Below is a set of records; print all of them exactly as written.

-- start Raw data --

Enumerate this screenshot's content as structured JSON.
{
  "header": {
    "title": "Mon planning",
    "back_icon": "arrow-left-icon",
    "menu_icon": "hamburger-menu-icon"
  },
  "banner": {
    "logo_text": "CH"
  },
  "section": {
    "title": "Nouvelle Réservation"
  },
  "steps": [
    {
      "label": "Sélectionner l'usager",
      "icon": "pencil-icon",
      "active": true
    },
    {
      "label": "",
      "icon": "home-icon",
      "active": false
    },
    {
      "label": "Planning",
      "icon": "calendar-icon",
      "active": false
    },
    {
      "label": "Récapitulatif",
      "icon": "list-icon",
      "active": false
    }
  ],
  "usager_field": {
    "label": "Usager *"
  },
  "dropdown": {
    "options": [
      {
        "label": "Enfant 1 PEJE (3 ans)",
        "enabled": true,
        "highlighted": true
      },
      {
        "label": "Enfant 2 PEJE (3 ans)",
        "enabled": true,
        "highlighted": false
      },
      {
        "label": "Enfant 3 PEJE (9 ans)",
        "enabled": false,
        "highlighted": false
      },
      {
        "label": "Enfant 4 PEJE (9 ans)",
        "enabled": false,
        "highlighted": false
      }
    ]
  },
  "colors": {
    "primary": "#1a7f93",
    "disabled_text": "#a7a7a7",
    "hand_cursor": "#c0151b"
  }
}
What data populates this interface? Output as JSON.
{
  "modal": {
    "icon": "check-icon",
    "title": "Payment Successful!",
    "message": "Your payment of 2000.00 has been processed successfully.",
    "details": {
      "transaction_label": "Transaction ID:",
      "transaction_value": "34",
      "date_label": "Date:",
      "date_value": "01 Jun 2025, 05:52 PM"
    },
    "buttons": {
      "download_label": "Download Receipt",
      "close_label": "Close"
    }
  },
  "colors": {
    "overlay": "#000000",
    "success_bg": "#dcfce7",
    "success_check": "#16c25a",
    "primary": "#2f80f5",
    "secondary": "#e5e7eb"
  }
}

-- end Raw data --

* The result
Enumerate this screenshot's content as structured JSON.
{
  "header": {
    "title": "Mon planning",
    "back_icon": "arrow-left-icon",
    "menu_icon": "hamburger-menu-icon"
  },
  "banner": {
    "logo_text": "CH"
  },
  "section": {
    "title": "Nouvelle Réservation"
  },
  "steps": [
    {
      "label": "Sélectionner l'usager",
      "icon": "pencil-icon",
      "active": true
    },
    {
      "label": "",
      "icon": "home-icon",
      "active": false
    },
    {
      "label": "Planning",
      "icon": "calendar-icon",
      "active": false
    },
    {
      "label": "Récapitulatif",
      "icon": "list-icon",
      "active": false
    }
  ],
  "usager_field": {
    "label": "Usager *"
  },
  "dropdown": {
    "options": [
      {
        "label": "Enfant 1 PEJE (3 ans)",
        "enabled": true,
        "highlighted": true
      },
      {
        "label": "Enfant 2 PEJE (3 ans)",
        "enabled": true,
        "highlighted": false
      },
      {
        "label": "Enfant 3 PEJE (9 ans)",
        "enabled": false,
        "highlighted": false
      },
      {
        "label": "Enfant 4 PEJE (9 ans)",
        "enabled": false,
        "highlighted": false
      }
    ]
  },
  "colors": {
    "primary": "#1a7f93",
    "disabled_text": "#a7a7a7",
    "hand_cursor": "#c0151b"
  }
}
What data populates this interface? Output as JSON.
{
  "modal": {
    "icon": "check-icon",
    "title": "Payment Successful!",
    "message": "Your payment of 2000.00 has been processed successfully.",
    "details": {
      "transaction_label": "Transaction ID:",
      "transaction_value": "34",
      "date_label": "Date:",
      "date_value": "01 Jun 2025, 05:52 PM"
    },
    "buttons": {
      "download_label": "Download Receipt",
      "close_label": "Close"
    }
  },
  "colors": {
    "overlay": "#000000",
    "success_bg": "#dcfce7",
    "success_check": "#16c25a",
    "primary": "#2f80f5",
    "secondary": "#e5e7eb"
  }
}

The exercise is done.